● **STATED EXERCISE**
Pick out every line with the word "用含a的代数式表" and copy it.

● **DATA PROVIDED**

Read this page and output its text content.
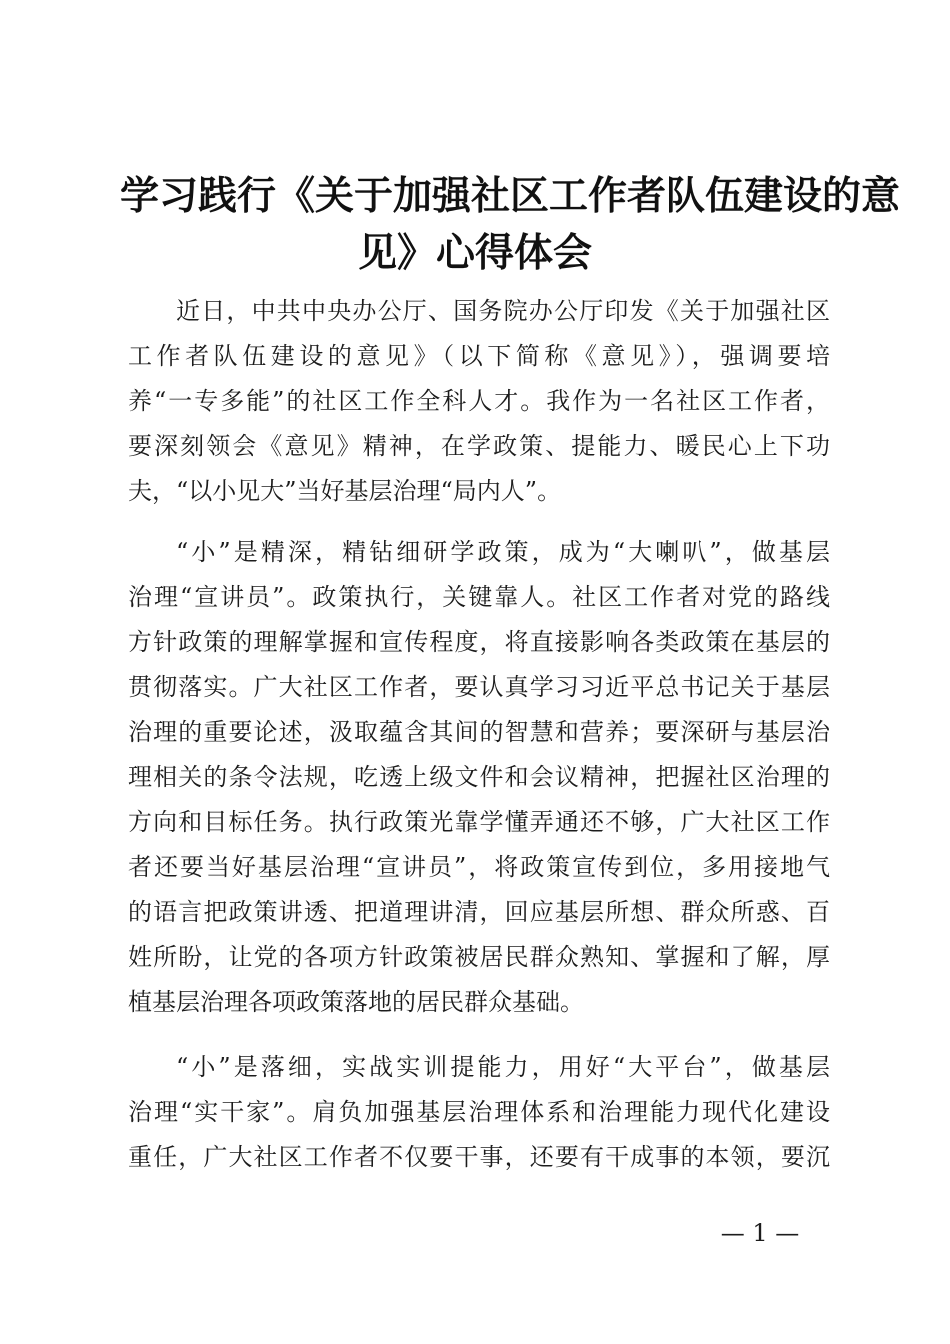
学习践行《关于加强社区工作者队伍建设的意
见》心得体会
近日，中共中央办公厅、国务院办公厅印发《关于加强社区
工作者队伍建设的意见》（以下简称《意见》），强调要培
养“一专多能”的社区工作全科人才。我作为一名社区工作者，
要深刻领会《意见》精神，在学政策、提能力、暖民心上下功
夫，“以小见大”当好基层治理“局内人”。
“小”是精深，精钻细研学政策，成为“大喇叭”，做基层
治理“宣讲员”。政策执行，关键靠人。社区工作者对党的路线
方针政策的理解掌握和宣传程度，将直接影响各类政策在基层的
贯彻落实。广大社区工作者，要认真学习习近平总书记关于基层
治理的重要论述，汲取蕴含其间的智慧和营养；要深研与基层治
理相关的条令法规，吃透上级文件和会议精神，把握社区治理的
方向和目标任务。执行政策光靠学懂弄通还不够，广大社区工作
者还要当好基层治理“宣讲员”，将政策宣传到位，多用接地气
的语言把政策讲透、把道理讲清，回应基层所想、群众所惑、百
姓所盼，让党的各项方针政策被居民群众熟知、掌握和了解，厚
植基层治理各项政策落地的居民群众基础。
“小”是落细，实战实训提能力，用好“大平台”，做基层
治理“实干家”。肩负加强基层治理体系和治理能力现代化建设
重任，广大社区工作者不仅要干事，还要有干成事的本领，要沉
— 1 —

...

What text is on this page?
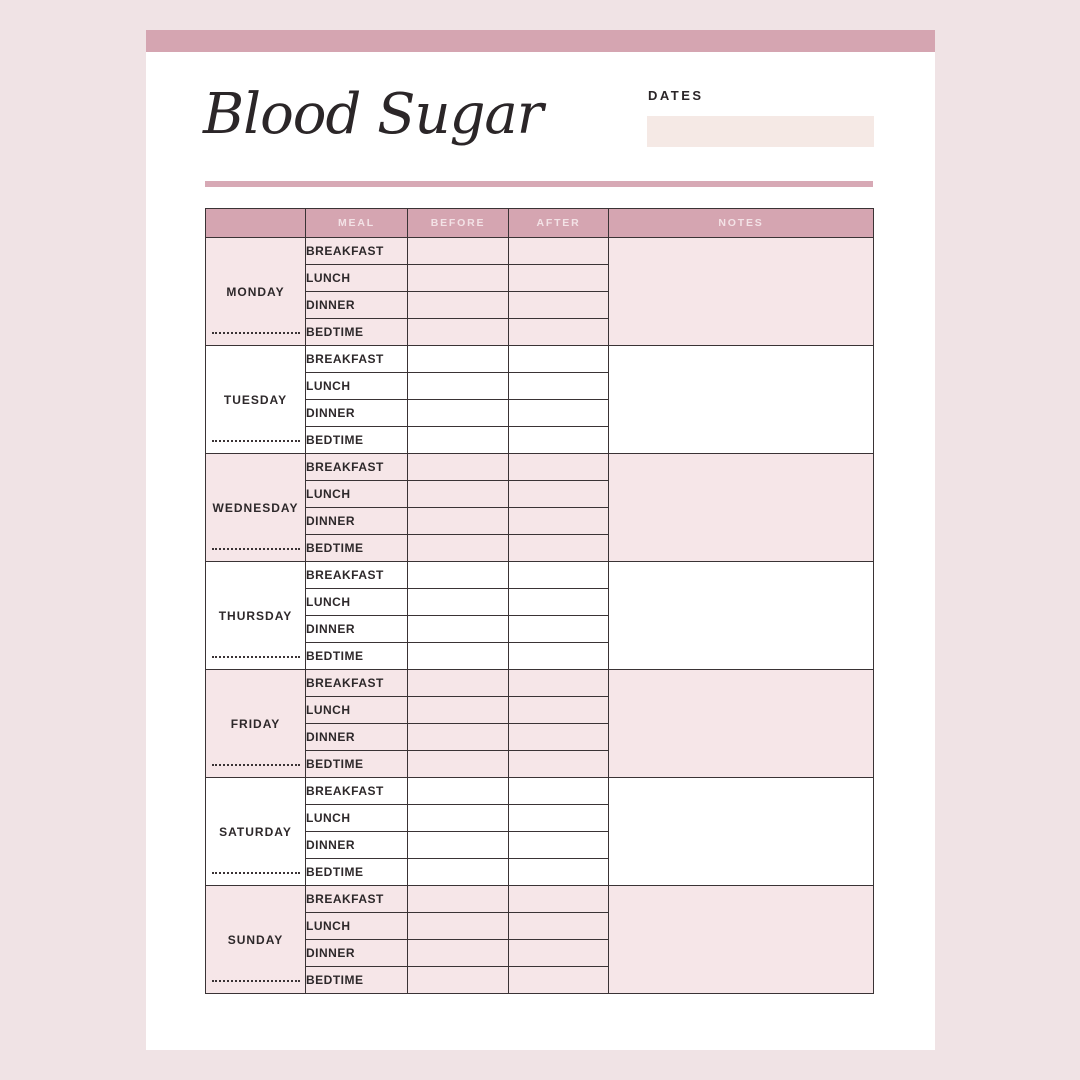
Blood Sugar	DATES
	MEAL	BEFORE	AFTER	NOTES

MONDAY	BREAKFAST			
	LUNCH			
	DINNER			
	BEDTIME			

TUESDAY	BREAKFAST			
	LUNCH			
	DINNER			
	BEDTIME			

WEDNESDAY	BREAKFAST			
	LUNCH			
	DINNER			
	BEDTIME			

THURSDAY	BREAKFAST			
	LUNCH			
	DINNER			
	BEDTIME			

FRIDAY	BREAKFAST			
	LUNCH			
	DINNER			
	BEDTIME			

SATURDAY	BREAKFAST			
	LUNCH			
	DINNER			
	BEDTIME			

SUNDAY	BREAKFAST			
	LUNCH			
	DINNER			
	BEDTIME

...

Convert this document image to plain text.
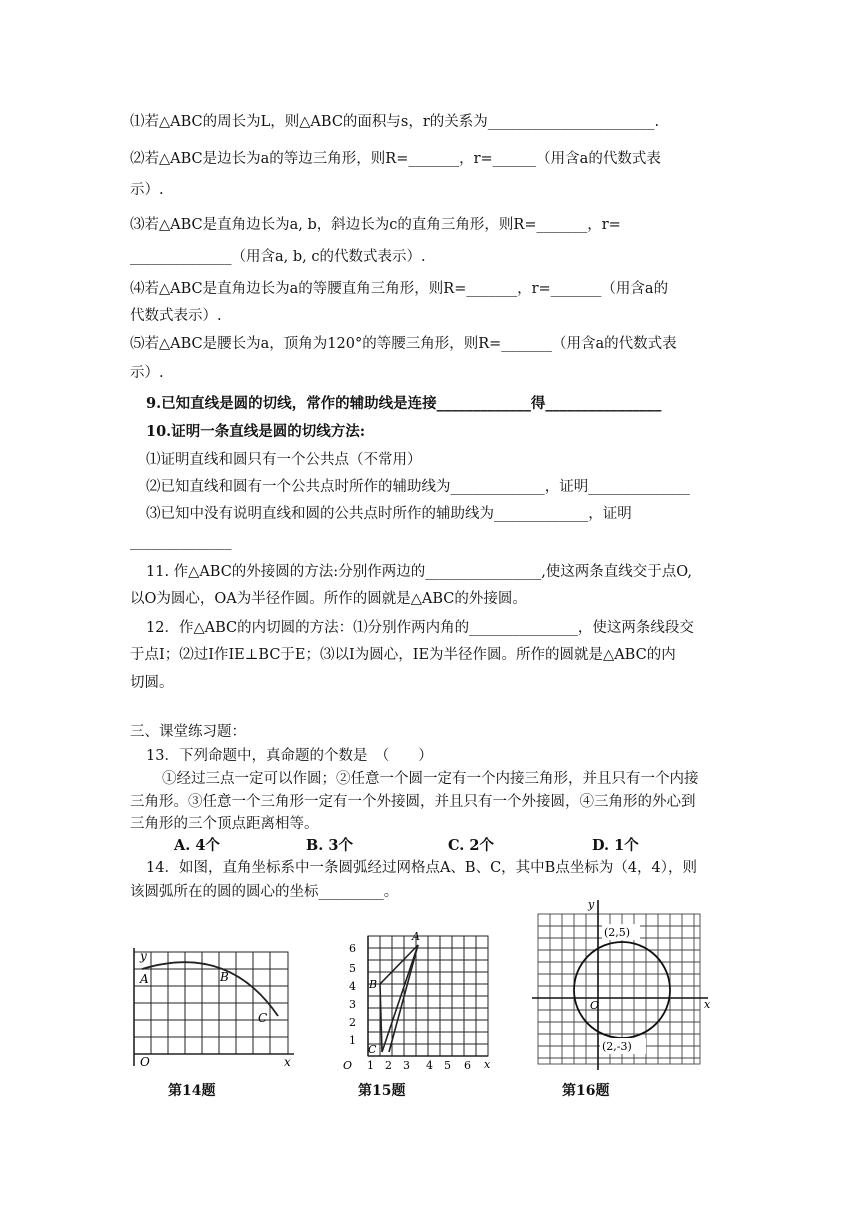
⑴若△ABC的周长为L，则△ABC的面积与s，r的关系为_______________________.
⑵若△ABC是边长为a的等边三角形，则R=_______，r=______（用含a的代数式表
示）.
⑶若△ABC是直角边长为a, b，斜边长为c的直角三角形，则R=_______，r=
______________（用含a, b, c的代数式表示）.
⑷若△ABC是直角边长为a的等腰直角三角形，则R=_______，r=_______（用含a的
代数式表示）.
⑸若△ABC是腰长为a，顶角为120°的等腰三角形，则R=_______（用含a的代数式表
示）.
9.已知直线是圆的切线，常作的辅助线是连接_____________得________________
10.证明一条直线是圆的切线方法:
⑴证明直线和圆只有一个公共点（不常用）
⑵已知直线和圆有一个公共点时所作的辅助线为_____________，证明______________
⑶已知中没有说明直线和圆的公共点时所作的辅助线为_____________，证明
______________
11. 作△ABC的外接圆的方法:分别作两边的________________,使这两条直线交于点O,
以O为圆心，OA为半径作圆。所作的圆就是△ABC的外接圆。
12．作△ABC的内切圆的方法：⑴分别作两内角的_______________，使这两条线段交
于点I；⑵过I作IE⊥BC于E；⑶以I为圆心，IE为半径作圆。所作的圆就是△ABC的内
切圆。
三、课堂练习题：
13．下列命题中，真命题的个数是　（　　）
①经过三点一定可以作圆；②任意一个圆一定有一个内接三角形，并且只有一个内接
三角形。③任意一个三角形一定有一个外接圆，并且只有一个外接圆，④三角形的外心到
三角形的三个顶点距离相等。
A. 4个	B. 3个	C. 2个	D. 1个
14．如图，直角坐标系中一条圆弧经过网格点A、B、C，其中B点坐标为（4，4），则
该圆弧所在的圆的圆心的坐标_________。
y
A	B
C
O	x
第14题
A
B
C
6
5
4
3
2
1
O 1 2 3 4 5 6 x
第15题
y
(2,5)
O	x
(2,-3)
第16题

● **SOLUTION BELOW**
⑵若△ABC是边长为a的等边三角形，则R=_______，r=______（用含a的代数式表
⑸若△ABC是腰长为a，顶角为120°的等腰三角形，则R=_______（用含a的代数式表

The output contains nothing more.